*Work to do*
[A] Answer these questions using the news excerpt about Ukrainian refugees, one line for each answer:
(i) How many visas had been granted under the Homes For Ukraine scheme?
(ii) Before which committee did Mr Johnson appear?
(iii) According to the UN refugee agency, how many people have fled Ukraine?
[B] Extend the news excerpt about Ukrainian refugees past its final sentence.

*Document segment*

/---

India, which is heavily reliant on Moscow for arms imports, has abstained in a series of votes in the United Nations on the issue.

In the UK, Johnson defended how quickly Ukrainians fleeing the conflict were being offered visas, as he was warned of the danger of refugee schemes turning into “Tinder for sex traffickers”.

Mr Johnson said it was important that “checks both ways” were being carried out before Ukrainian refugees could come to the UK, both to ensure those in need were who they said they were, and also that those offering help were fit to do so.

Appearing in front of the Commons Liaison Committee, Mr Johnson said there had already been cases of “people coming from that war zone who may not be entirely who they say they are” after it was revealed just 2,700 visas have been granted to people wanting to come to the UK under the Homes For Ukraine scheme despite applications reaching 28,300.

The UN refugee agency said four million people have now fled Ukraine since Russia launched its war on February 24.

\---

*Source data*

/---

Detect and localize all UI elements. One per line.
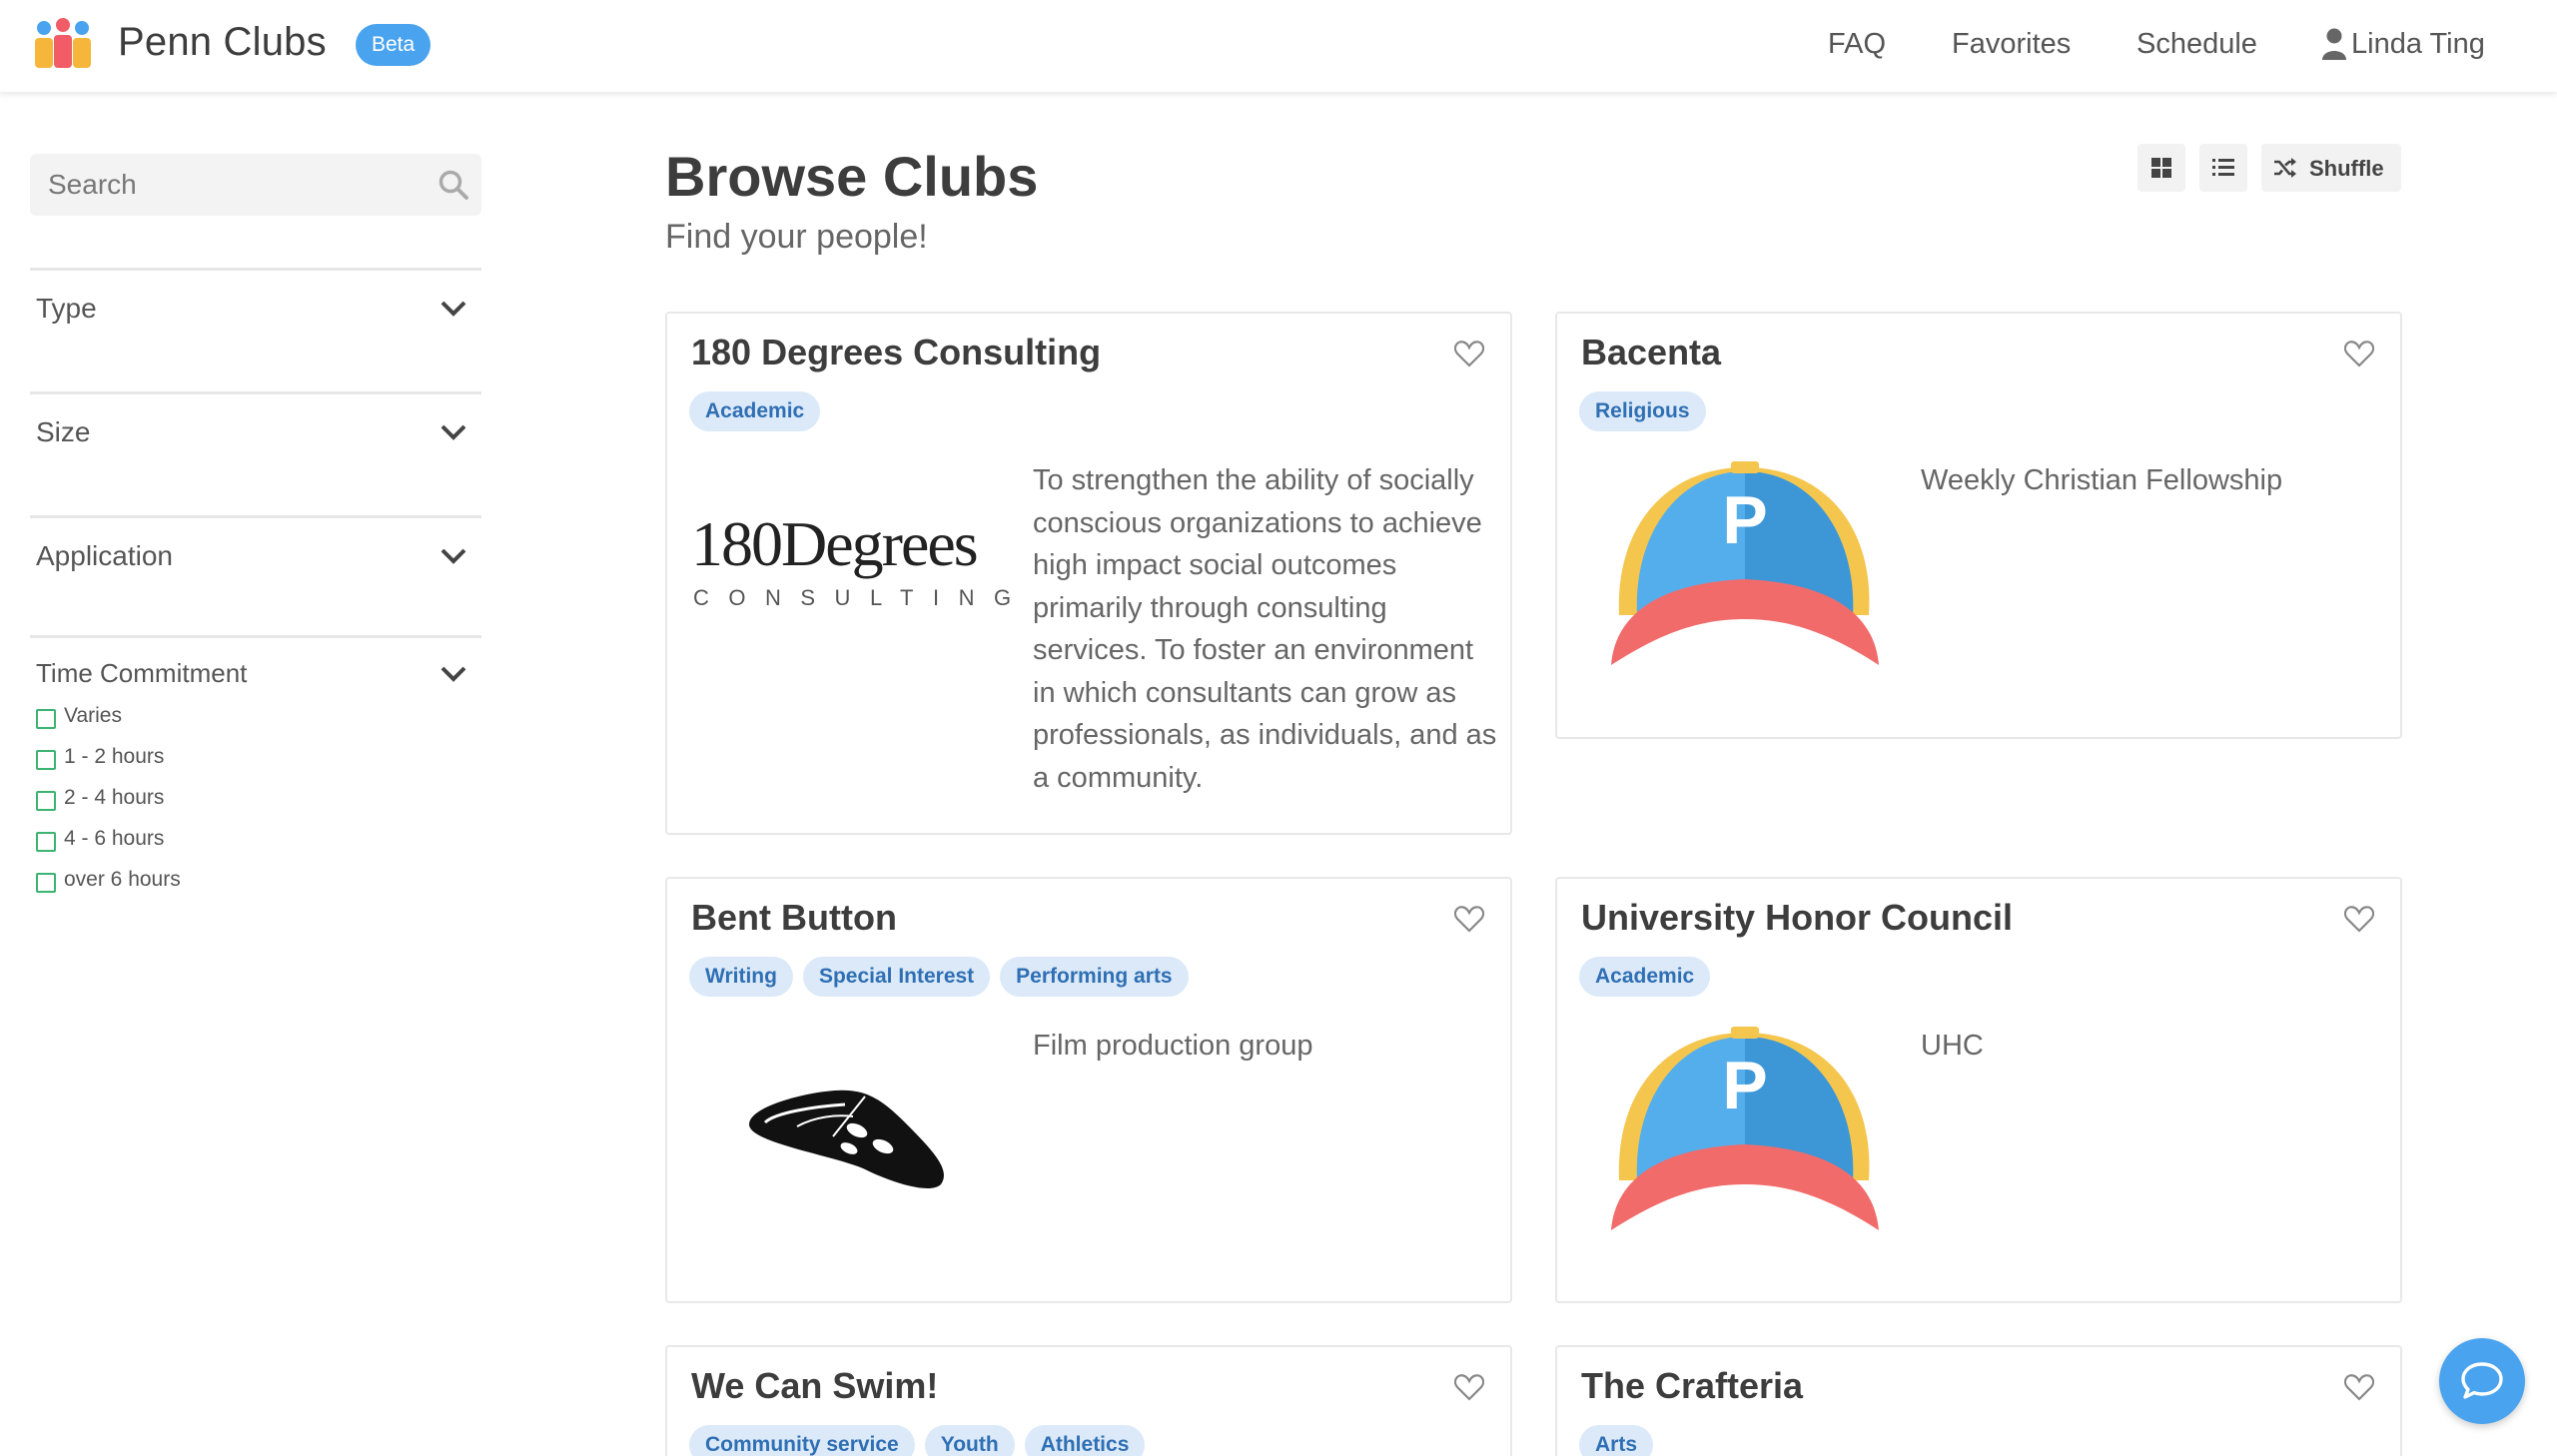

\---

*The answers*
[A]
(i) 2,700
(ii) The Commons Liaison Committee
(iii) Four million

[B]
Mr Johnson said: “What I wanted was a system that was as light touch as possible and would enable people to come here, but would enable us also to do checks.

“We are outside the Schengen system, we have the advantage of being able to clarify people’s status, (that) they’re bona fide – that’s not a bad thing if you want to have a programme that really works and commands confidence.”

Dame Diana Johnson, the Labour chair of the Home Affairs Committee, told Mr Johnson that some anti-slavery and refugee groups had warned that the Homes for Ukraine sponsorship “risked operating as Tinder for sex traffickers”.

He said: “I think that is one of the reasons why it is important to have as light touch as possible, but to have DBS checks and checks both ways to make sure we have a programme that is really working.”

Defending the rate of progress in resettling refugees, the Prime Minister added: “These numbers are climbing.”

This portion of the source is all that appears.